• **WHAT IS EXPECTED**:
Print all entries precisely as they are written.

::: INPUT

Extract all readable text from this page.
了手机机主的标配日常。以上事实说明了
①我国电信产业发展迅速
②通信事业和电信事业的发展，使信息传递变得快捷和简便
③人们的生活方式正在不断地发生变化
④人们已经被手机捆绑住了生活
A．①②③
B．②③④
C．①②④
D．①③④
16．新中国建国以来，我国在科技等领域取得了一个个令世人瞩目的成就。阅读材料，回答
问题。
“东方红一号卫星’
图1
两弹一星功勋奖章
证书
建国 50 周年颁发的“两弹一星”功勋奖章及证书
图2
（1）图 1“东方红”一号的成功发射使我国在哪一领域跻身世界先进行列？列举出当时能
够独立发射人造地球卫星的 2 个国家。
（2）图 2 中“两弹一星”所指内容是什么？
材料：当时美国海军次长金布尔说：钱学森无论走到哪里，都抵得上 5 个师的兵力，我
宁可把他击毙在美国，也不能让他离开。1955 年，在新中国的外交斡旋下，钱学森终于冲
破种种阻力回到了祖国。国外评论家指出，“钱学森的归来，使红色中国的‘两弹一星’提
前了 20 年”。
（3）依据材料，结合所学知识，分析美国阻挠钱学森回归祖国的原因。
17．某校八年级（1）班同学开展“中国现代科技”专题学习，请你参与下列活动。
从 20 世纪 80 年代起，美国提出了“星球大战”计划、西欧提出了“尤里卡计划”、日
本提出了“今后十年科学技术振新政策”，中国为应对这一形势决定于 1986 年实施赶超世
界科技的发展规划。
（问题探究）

::::::

• **TASK ANSWER**:
Extract all readable text from this page.
了手机机主的标配日常。以上事实说明了
①我国电信产业发展迅速
②通信事业和电信事业的发展，使信息传递变得快捷和简便
③人们的生活方式正在不断地发生变化
④人们已经被手机捆绑住了生活
A．①②③
B．②③④
C．①②④
D．①③④
16．新中国建国以来，我国在科技等领域取得了一个个令世人瞩目的成就。阅读材料，回答
问题。
“东方红一号卫星’
图1
两弹一星功勋奖章
证书
建国 50 周年颁发的“两弹一星”功勋奖章及证书
图2
（1）图 1“东方红”一号的成功发射使我国在哪一领域跻身世界先进行列？列举出当时能
够独立发射人造地球卫星的 2 个国家。
（2）图 2 中“两弹一星”所指内容是什么？
材料：当时美国海军次长金布尔说：钱学森无论走到哪里，都抵得上 5 个师的兵力，我
宁可把他击毙在美国，也不能让他离开。1955 年，在新中国的外交斡旋下，钱学森终于冲
破种种阻力回到了祖国。国外评论家指出，“钱学森的归来，使红色中国的‘两弹一星’提
前了 20 年”。
（3）依据材料，结合所学知识，分析美国阻挠钱学森回归祖国的原因。
17．某校八年级（1）班同学开展“中国现代科技”专题学习，请你参与下列活动。
从 20 世纪 80 年代起，美国提出了“星球大战”计划、西欧提出了“尤里卡计划”、日
本提出了“今后十年科学技术振新政策”，中国为应对这一形势决定于 1986 年实施赶超世
界科技的发展规划。
（问题探究）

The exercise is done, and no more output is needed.